__Objective__. Wherever "color" appears in a line, list that line.

__Exercise inputs__.

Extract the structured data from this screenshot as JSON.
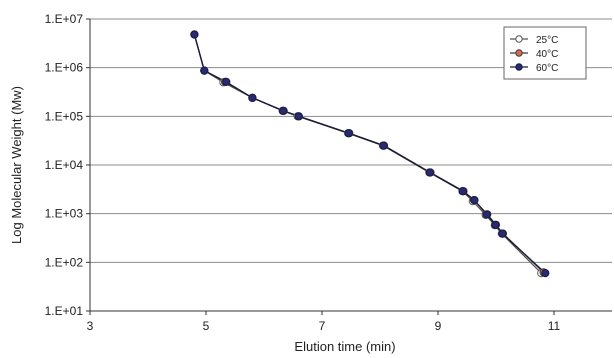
{
  "chart_data": {
    "type": "scatter",
    "title": "",
    "xlabel": "Elution time (min)",
    "ylabel": "Log Molecular Weight (Mw)",
    "x_scale": "linear",
    "y_scale": "log",
    "xlim": [
      3,
      12
    ],
    "ylim": [
      10,
      10000000
    ],
    "xticks": [
      3,
      5,
      7,
      9,
      11
    ],
    "xtick_labels": [
      "3",
      "5",
      "7",
      "9",
      "11"
    ],
    "yticks": [
      10,
      100,
      1000,
      10000,
      100000,
      1000000,
      10000000
    ],
    "ytick_labels": [
      "1.E+01",
      "1.E+02",
      "1.E+03",
      "1.E+04",
      "1.E+05",
      "1.E+06",
      "1.E+07"
    ],
    "grid": "horizontal",
    "legend_position": "top-right",
    "series": [
      {
        "name": "25°C",
        "marker": "open-circle",
        "color": "#555555",
        "fill": "#ffffff",
        "x": [
          4.8,
          4.97,
          5.3,
          5.8,
          6.32,
          6.58,
          7.45,
          8.05,
          8.85,
          9.42,
          9.6,
          9.82,
          9.98,
          10.1,
          10.78
        ],
        "y": [
          4800000,
          870000,
          500000,
          240000,
          130000,
          100000,
          45000,
          25000,
          7000,
          2900,
          1800,
          950,
          580,
          390,
          60
        ]
      },
      {
        "name": "40°C",
        "marker": "filled-circle",
        "color": "#3a3a3a",
        "fill": "#d96a4a",
        "x": [
          4.8,
          4.97,
          5.33,
          5.8,
          6.34,
          6.6,
          7.47,
          8.07,
          8.87,
          9.44,
          9.62,
          9.85,
          10.0,
          10.12,
          10.82
        ],
        "y": [
          4800000,
          870000,
          510000,
          240000,
          130000,
          100000,
          45000,
          25000,
          7000,
          2900,
          1900,
          970,
          590,
          390,
          62
        ]
      },
      {
        "name": "60°C",
        "marker": "filled-circle",
        "color": "#1a1a3a",
        "fill": "#262b73",
        "x": [
          4.8,
          4.97,
          5.35,
          5.8,
          6.33,
          6.6,
          7.46,
          8.06,
          8.86,
          9.43,
          9.63,
          9.84,
          9.99,
          10.11,
          10.85
        ],
        "y": [
          4800000,
          870000,
          510000,
          240000,
          130000,
          100000,
          45000,
          25000,
          7000,
          2900,
          1900,
          960,
          590,
          390,
          60
        ]
      }
    ]
  }
}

__Written response__.
        "color": "#555555",
        "color": "#3a3a3a",
        "color": "#1a1a3a",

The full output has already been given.